[Task goal] Transcribe all of the records word for word, but omit the pictures.

[Rows]

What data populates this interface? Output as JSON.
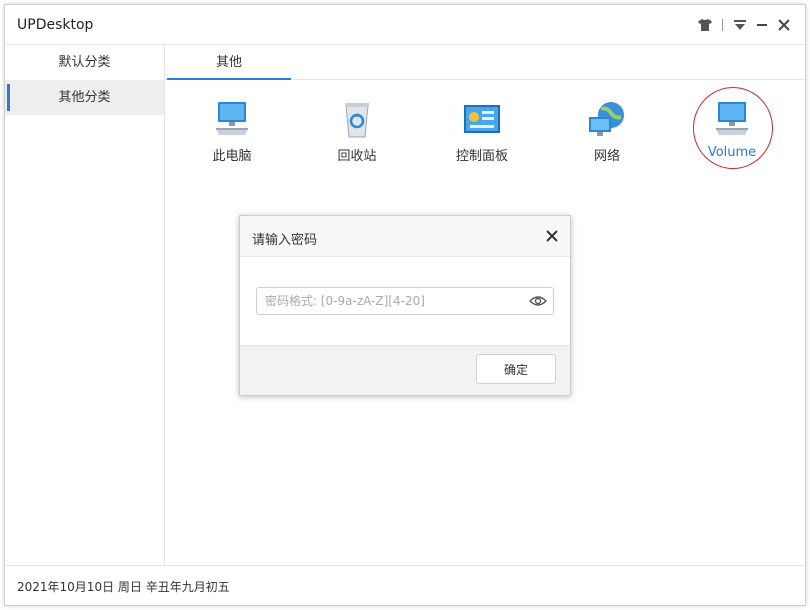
{
  "app": {
    "title": "UPDesktop"
  },
  "titlebar": {
    "icons": [
      "shirt-icon",
      "separator",
      "dropdown-icon",
      "minimize-icon",
      "close-icon"
    ]
  },
  "sidebar": {
    "items": [
      {
        "label": "默认分类",
        "active": false
      },
      {
        "label": "其他分类",
        "active": true
      }
    ]
  },
  "tabs": [
    {
      "label": "其他",
      "active": true
    }
  ],
  "grid": {
    "items": [
      {
        "label": "此电脑",
        "icon": "computer-icon"
      },
      {
        "label": "回收站",
        "icon": "recycle-bin-icon"
      },
      {
        "label": "控制面板",
        "icon": "control-panel-icon"
      },
      {
        "label": "网络",
        "icon": "network-icon"
      },
      {
        "label": "Volume",
        "icon": "volume-computer-icon",
        "highlighted": true
      }
    ]
  },
  "dialog": {
    "title": "请输入密码",
    "password_placeholder": "密码格式: [0-9a-zA-Z][4-20]",
    "password_value": "",
    "ok_label": "确定"
  },
  "footer": {
    "date_text": "2021年10月10日  周日  辛丑年九月初五"
  },
  "colors": {
    "accent": "#2a7ad6",
    "highlight_circle": "#c72b2b"
  }
}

[Output of the exercise]
What data populates this interface? Output as JSON.
{
  "app": {
    "title": "UPDesktop"
  },
  "titlebar": {
    "icons": [
      "shirt-icon",
      "separator",
      "dropdown-icon",
      "minimize-icon",
      "close-icon"
    ]
  },
  "sidebar": {
    "items": [
      {
        "label": "默认分类",
        "active": false
      },
      {
        "label": "其他分类",
        "active": true
      }
    ]
  },
  "tabs": [
    {
      "label": "其他",
      "active": true
    }
  ],
  "grid": {
    "items": [
      {
        "label": "此电脑",
        "icon": "computer-icon"
      },
      {
        "label": "回收站",
        "icon": "recycle-bin-icon"
      },
      {
        "label": "控制面板",
        "icon": "control-panel-icon"
      },
      {
        "label": "网络",
        "icon": "network-icon"
      },
      {
        "label": "Volume",
        "icon": "volume-computer-icon",
        "highlighted": true
      }
    ]
  },
  "dialog": {
    "title": "请输入密码",
    "password_placeholder": "密码格式: [0-9a-zA-Z][4-20]",
    "password_value": "",
    "ok_label": "确定"
  },
  "footer": {
    "date_text": "2021年10月10日  周日  辛丑年九月初五"
  },
  "colors": {
    "accent": "#2a7ad6",
    "highlight_circle": "#c72b2b"
  }
}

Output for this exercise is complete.